_EXERCISE TASKS:_
1 - Do the following statements agree with the complex PTSD text? Answer yes or no for each, and quote the words from the text that decide it.
(a) PTSD is diagnosed after symptoms last at least one month following a traumatic event.
(b) The diagnostic label of PTSD was coined in 1992.
(c) Herman said the control in these cases usually lasts only a few days.
2 - From the complex PTSD text, repeat word for word the part that starts with the words containing "In 1992, Judith" and ends with "other dissociative features.".
3 - Answer these questions using the complex PTSD text.
(a) How many main symptoms characterize PTSD?
(b) Along with survivors of early child abuse, which two groups with prolonged repetitive distress are named?
(c) What is the primary fear of those who suffered early childhood abuse?

_TEXT SHOWN:_
***

Complex PTSD – Part 1

Understanding PTSD and Complex PTSD

These days, most people are familiar with the general concept of post-traumatic stress disorder. Usually, they are familiar with it as it applies to returning veterans, and to some extent as it applies to others who have experienced overwhelming distress for which they were unprepared, like earthquake survivors.

It was not until 1980 that mental health professionals seriously acknowledged the long term impact of these kinds of trauma by coining the diagnostic label of PTSD. PTSD is diagnosed after a person experiences symptoms for at least one month following a traumatic event. However, symptoms may not appear until several months or even years later.

PTSD is characterized by three main symptoms:

  • Re-experiencing traumas through intrusive distressing recollections of the events, flashbacks, and nightmares.
  • Emotional numbness and avoidance of places, people, and activities that are reminders of the trauma.
  • Increased arousal such as difficulty in sleeping, difficulty in concentrating, feeling jumpy as well as being easily irritated and angered.

In 1992, Judith Herman pointed out that for the group of survivors of early child abuse, such as incest, the concept of PTSD does not adequately cover the injuries inflicted on these individuals. This inadequacy also covers cases of prolonged repetitive distress such as in cases of kidnap victims or political prisoners. Herman considers these cases as belonging to a special kind of PTSD that she proposed to call Complex-PTSD.

Complex-PTSD

Herman pointed out that these cases typically have a history of subjection to totalitarian control over a prolonged period (months to years). There are usually features of alterations in consciousness, including amnesia or hyperamnesia related to traumatic events as well as other dissociative features.

The repetitive nature of the assaults inevitably deepens the effect of the trauma, making it an almost indelible imprint that is destined to be long-lasting. Deeper damage affects the person in the cognitive area. A common example is in the forming of almost a delusional negative beliefs or expectations about oneself, others, or the world, e.g., “I am bad,” “No one can ever be trusted,” “The world is completely dangerous at all times and in all directions”.

Prognosis of Complex PTSD

Early childhood abuse is usually silent, hidden, ignored and/or being denied or dismissed, often even by professionals.  They suffer alone.  They are voiceless.  Their primary fear is that their experiences are not believed.  The implicit memory may be highly distorted or even forgotten. We have yet to develop unified systematic approach in how to cope with such cases.

I have come across numerous instances among my peers that, despite identifying dissociative tendencies, have:

[a] Expressed the attitude of “So what, the past is passed;” or “What can you do about it.”

[b] Failed to pursue an analysis to determine whether or not there was early childhood trauma because the emphasis is on the constitutional factors, such as how many siblings or uncles are suffering from bipolar or alcoholism etc., and diagnoses that are treatable with medication.

***

_DATA RECORDS:_
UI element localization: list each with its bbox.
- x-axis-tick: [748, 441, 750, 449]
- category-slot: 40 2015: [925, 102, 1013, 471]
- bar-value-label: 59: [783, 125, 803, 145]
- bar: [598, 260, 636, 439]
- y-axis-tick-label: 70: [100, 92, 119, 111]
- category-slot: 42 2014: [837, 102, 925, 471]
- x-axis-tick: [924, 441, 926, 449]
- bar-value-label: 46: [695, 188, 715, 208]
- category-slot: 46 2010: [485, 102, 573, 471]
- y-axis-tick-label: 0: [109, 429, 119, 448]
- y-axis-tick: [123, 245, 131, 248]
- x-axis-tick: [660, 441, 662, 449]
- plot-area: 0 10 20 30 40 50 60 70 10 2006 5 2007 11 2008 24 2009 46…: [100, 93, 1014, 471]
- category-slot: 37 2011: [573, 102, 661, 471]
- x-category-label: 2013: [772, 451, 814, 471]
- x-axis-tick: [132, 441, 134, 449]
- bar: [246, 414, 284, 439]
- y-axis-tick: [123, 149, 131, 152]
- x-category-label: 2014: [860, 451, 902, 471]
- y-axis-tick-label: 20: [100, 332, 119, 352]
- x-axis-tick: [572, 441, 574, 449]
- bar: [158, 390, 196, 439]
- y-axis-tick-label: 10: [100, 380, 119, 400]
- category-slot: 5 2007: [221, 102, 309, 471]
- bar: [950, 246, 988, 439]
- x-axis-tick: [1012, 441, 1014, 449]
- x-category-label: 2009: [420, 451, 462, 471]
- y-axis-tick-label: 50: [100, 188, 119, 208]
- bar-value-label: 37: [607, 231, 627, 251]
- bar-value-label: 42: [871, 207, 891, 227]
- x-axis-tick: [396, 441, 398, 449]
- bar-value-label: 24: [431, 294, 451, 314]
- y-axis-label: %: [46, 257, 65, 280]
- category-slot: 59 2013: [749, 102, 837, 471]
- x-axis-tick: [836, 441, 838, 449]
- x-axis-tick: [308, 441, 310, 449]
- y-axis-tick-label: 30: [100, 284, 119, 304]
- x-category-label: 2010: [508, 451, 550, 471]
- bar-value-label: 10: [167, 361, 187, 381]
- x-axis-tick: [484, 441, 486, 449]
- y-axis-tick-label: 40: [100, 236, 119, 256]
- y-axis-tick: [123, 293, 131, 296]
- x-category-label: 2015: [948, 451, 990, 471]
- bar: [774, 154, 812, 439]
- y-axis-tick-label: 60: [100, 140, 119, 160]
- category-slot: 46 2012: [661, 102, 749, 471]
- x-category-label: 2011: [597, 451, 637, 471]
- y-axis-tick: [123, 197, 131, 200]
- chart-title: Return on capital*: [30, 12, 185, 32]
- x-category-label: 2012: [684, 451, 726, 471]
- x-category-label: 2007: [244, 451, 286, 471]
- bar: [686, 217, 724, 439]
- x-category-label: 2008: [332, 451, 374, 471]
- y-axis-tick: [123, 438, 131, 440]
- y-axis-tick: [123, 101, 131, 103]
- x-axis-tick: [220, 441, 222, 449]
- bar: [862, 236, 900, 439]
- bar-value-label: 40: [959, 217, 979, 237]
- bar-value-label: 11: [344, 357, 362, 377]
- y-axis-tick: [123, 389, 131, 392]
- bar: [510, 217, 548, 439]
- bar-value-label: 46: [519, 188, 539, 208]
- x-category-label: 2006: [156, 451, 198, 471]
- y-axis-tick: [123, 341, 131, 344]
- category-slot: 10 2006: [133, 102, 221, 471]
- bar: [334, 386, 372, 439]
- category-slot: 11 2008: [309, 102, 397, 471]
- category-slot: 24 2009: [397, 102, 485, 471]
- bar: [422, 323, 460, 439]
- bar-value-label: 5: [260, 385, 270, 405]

***

_ANSWERS BY TASK:_
1 -
(a) Yes: "PTSD is diagnosed after a person experiences symptoms for at least one month following a traumatic event."
(b) No: "It was not until 1980 that mental health professionals seriously acknowledged the long term impact of these kinds of trauma by coining the diagnostic label of PTSD."
(c) No: "a history of subjection to totalitarian control over a prolonged period (months to years)"

2 -
In 1992, Judith Herman pointed out that for the group of survivors of early child abuse, such as incest, the concept of PTSD does not adequately cover the injuries inflicted on these individuals. This inadequacy also covers cases of prolonged repetitive distress such as in cases of kidnap victims or political prisoners. Herman considers these cases as belonging to a special kind of PTSD that she proposed to call Complex-PTSD.

Complex-PTSD

Herman pointed out that these cases typically have a history of subjection to totalitarian control over a prolonged period (months to years). There are usually features of alterations in consciousness, including amnesia or hyperamnesia related to traumatic events as well as other dissociative features.

3 -
(a) Three.
(b) Kidnap victims and political prisoners.
(c) That their experiences are not believed.